(Task goal) Leave out the pictures, then reproduce the rest of the material exactly.
# Start of Excerpted data
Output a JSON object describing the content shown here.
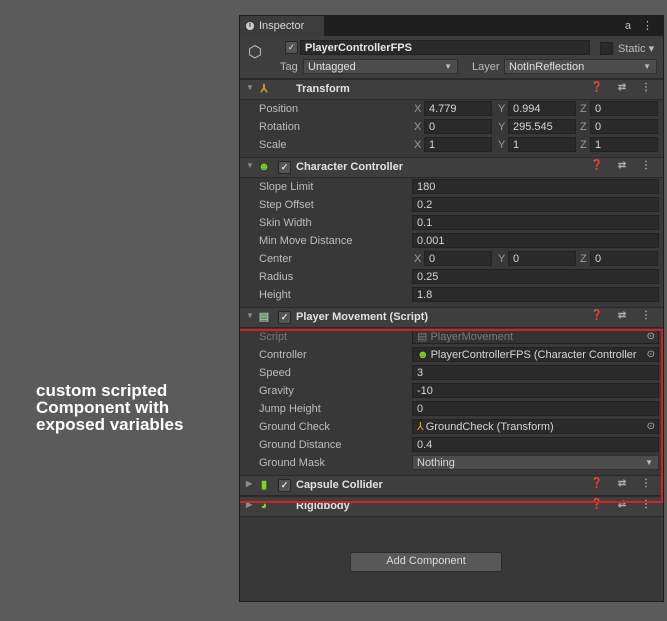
{
  "caption": {
    "line1": "custom scripted",
    "line2": "Component with",
    "line3": "exposed variables"
  },
  "inspector": {
    "tab_label": "Inspector",
    "tab_right_icons": "a ⋮",
    "object": {
      "name": "PlayerControllerFPS",
      "active_check": "✓",
      "static_label": "Static",
      "tag_label": "Tag",
      "tag_value": "Untagged",
      "layer_label": "Layer",
      "layer_value": "NotInReflection"
    },
    "header_icons": "❓ ⇄ ⋮",
    "transform": {
      "title": "Transform",
      "position": {
        "label": "Position",
        "x": "4.779",
        "y": "0.994",
        "z": "0"
      },
      "rotation": {
        "label": "Rotation",
        "x": "0",
        "y": "295.545",
        "z": "0"
      },
      "scale": {
        "label": "Scale",
        "x": "1",
        "y": "1",
        "z": "1"
      },
      "axis_x": "X",
      "axis_y": "Y",
      "axis_z": "Z"
    },
    "character_controller": {
      "title": "Character Controller",
      "slope_limit": {
        "label": "Slope Limit",
        "value": "180"
      },
      "step_offset": {
        "label": "Step Offset",
        "value": "0.2"
      },
      "skin_width": {
        "label": "Skin Width",
        "value": "0.1"
      },
      "min_move": {
        "label": "Min Move Distance",
        "value": "0.001"
      },
      "center": {
        "label": "Center",
        "x": "0",
        "y": "0",
        "z": "0"
      },
      "radius": {
        "label": "Radius",
        "value": "0.25"
      },
      "height": {
        "label": "Height",
        "value": "1.8"
      }
    },
    "player_movement": {
      "title": "Player Movement (Script)",
      "script": {
        "label": "Script",
        "value": "PlayerMovement"
      },
      "controller": {
        "label": "Controller",
        "value": "PlayerControllerFPS (Character Controller"
      },
      "speed": {
        "label": "Speed",
        "value": "3"
      },
      "gravity": {
        "label": "Gravity",
        "value": "-10"
      },
      "jump_height": {
        "label": "Jump Height",
        "value": "0"
      },
      "ground_check": {
        "label": "Ground Check",
        "value": "GroundCheck (Transform)"
      },
      "ground_distance": {
        "label": "Ground Distance",
        "value": "0.4"
      },
      "ground_mask": {
        "label": "Ground Mask",
        "value": "Nothing"
      }
    },
    "capsule_collider": {
      "title": "Capsule Collider"
    },
    "rigidbody": {
      "title": "Rigidbody"
    },
    "add_component_label": "Add Component"
  },
  "colors": {
    "highlight": "#d42222",
    "panel_bg": "#383838",
    "page_bg": "#5b5b5b"
  }
}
# End of Excerpted data
(Full answer)
Output a JSON object describing the content shown here.
{
  "caption": {
    "line1": "custom scripted",
    "line2": "Component with",
    "line3": "exposed variables"
  },
  "inspector": {
    "tab_label": "Inspector",
    "tab_right_icons": "a ⋮",
    "object": {
      "name": "PlayerControllerFPS",
      "active_check": "✓",
      "static_label": "Static",
      "tag_label": "Tag",
      "tag_value": "Untagged",
      "layer_label": "Layer",
      "layer_value": "NotInReflection"
    },
    "header_icons": "❓ ⇄ ⋮",
    "transform": {
      "title": "Transform",
      "position": {
        "label": "Position",
        "x": "4.779",
        "y": "0.994",
        "z": "0"
      },
      "rotation": {
        "label": "Rotation",
        "x": "0",
        "y": "295.545",
        "z": "0"
      },
      "scale": {
        "label": "Scale",
        "x": "1",
        "y": "1",
        "z": "1"
      },
      "axis_x": "X",
      "axis_y": "Y",
      "axis_z": "Z"
    },
    "character_controller": {
      "title": "Character Controller",
      "slope_limit": {
        "label": "Slope Limit",
        "value": "180"
      },
      "step_offset": {
        "label": "Step Offset",
        "value": "0.2"
      },
      "skin_width": {
        "label": "Skin Width",
        "value": "0.1"
      },
      "min_move": {
        "label": "Min Move Distance",
        "value": "0.001"
      },
      "center": {
        "label": "Center",
        "x": "0",
        "y": "0",
        "z": "0"
      },
      "radius": {
        "label": "Radius",
        "value": "0.25"
      },
      "height": {
        "label": "Height",
        "value": "1.8"
      }
    },
    "player_movement": {
      "title": "Player Movement (Script)",
      "script": {
        "label": "Script",
        "value": "PlayerMovement"
      },
      "controller": {
        "label": "Controller",
        "value": "PlayerControllerFPS (Character Controller"
      },
      "speed": {
        "label": "Speed",
        "value": "3"
      },
      "gravity": {
        "label": "Gravity",
        "value": "-10"
      },
      "jump_height": {
        "label": "Jump Height",
        "value": "0"
      },
      "ground_check": {
        "label": "Ground Check",
        "value": "GroundCheck (Transform)"
      },
      "ground_distance": {
        "label": "Ground Distance",
        "value": "0.4"
      },
      "ground_mask": {
        "label": "Ground Mask",
        "value": "Nothing"
      }
    },
    "capsule_collider": {
      "title": "Capsule Collider"
    },
    "rigidbody": {
      "title": "Rigidbody"
    },
    "add_component_label": "Add Component"
  },
  "colors": {
    "highlight": "#d42222",
    "panel_bg": "#383838",
    "page_bg": "#5b5b5b"
  }
}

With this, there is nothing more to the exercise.